Set task: Go through the entries below and pick out every line with "tabellião".

• • • •

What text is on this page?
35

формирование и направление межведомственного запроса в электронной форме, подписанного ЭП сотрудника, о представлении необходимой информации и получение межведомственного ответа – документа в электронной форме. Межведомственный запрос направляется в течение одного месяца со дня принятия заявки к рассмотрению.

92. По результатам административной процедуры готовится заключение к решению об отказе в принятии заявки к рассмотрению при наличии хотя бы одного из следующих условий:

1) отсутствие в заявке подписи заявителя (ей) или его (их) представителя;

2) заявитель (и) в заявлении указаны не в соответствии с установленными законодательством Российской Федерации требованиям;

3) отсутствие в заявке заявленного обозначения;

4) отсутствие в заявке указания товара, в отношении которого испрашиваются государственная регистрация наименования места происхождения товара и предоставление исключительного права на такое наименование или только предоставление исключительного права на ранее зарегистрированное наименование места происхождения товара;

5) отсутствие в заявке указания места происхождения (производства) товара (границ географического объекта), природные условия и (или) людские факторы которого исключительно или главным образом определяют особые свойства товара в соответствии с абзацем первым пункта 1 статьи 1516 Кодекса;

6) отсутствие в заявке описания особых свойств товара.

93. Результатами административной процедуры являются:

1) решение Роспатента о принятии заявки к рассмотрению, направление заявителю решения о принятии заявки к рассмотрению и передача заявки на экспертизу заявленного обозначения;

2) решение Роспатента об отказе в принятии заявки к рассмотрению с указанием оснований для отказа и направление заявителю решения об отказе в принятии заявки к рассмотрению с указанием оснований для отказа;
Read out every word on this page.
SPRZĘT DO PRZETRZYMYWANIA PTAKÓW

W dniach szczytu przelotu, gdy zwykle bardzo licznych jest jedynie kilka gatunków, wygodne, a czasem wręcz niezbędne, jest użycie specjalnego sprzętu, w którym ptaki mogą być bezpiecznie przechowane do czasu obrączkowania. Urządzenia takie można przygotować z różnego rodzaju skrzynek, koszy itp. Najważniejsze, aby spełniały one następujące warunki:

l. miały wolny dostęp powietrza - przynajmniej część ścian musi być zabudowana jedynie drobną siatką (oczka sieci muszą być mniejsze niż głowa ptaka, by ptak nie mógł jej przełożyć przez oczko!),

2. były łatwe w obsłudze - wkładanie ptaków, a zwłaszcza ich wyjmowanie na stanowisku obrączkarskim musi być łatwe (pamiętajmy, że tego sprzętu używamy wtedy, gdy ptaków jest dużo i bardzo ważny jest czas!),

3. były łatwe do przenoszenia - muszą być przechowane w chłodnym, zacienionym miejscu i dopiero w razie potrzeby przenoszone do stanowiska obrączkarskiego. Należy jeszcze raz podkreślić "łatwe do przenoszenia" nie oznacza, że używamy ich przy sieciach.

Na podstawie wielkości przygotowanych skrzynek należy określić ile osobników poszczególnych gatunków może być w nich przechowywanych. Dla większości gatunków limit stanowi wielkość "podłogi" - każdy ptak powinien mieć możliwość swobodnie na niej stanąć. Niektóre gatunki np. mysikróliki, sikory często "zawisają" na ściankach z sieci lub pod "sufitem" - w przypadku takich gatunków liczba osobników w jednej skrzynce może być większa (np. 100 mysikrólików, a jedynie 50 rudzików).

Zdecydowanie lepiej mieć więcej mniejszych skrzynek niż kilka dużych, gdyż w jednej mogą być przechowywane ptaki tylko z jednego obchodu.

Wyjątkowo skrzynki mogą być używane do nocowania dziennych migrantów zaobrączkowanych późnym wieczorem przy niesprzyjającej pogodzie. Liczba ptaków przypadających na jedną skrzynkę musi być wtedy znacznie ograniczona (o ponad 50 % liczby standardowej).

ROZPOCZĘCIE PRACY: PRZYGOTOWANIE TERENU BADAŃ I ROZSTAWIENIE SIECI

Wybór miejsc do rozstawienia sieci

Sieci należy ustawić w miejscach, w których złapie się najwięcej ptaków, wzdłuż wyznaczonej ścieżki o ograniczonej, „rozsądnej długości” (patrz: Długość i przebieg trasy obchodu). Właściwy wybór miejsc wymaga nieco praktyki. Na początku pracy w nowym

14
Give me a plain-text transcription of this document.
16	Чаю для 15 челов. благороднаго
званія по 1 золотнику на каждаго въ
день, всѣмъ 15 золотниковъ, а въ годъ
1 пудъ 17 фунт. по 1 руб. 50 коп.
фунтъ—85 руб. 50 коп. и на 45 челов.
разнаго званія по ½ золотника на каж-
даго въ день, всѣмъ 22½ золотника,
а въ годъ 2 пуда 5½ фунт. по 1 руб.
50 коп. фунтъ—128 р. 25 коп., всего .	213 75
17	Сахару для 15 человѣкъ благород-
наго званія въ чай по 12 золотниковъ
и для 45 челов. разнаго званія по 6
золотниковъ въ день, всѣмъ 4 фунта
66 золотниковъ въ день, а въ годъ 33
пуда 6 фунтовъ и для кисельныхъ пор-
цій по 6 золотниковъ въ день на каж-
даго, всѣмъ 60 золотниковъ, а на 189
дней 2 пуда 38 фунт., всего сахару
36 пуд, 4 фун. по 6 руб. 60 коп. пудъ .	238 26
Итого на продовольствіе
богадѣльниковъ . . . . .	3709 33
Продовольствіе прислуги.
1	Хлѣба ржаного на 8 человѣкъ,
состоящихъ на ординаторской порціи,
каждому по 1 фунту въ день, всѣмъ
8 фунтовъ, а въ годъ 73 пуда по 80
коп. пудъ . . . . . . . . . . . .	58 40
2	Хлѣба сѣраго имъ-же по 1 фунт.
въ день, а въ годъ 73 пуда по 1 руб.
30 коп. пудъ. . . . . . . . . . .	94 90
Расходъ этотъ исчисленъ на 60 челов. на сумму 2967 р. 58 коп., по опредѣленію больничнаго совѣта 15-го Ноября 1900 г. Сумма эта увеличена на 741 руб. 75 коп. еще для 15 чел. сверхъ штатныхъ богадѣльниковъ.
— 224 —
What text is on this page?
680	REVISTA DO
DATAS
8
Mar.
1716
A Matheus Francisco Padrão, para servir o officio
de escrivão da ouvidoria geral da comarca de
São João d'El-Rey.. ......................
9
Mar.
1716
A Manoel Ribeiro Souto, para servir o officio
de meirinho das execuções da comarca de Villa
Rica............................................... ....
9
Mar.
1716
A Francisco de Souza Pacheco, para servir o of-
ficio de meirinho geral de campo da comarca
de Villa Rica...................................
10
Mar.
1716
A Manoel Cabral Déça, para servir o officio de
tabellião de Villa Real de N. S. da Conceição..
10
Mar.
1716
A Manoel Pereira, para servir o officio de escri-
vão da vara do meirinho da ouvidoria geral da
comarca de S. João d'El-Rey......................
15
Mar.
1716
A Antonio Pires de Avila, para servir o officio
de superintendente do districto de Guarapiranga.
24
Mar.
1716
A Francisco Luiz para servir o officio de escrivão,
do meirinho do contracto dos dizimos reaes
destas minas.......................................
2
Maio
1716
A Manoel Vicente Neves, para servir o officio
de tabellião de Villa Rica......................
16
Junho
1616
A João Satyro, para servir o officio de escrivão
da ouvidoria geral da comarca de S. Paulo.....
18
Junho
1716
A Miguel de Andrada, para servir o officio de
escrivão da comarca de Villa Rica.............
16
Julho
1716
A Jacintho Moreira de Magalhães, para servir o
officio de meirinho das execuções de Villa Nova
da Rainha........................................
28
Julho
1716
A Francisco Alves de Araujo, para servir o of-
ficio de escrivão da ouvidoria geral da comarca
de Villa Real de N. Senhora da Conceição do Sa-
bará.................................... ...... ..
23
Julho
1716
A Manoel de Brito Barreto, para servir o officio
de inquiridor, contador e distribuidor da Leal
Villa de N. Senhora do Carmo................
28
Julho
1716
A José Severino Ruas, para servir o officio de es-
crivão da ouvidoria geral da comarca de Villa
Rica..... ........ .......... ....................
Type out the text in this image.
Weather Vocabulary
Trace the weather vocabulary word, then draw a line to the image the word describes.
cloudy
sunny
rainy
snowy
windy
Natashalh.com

• • • •

Response for this exercise:
tabellião de Villa Real de N. S. da Conceição..
de tabellião de Villa Rica......................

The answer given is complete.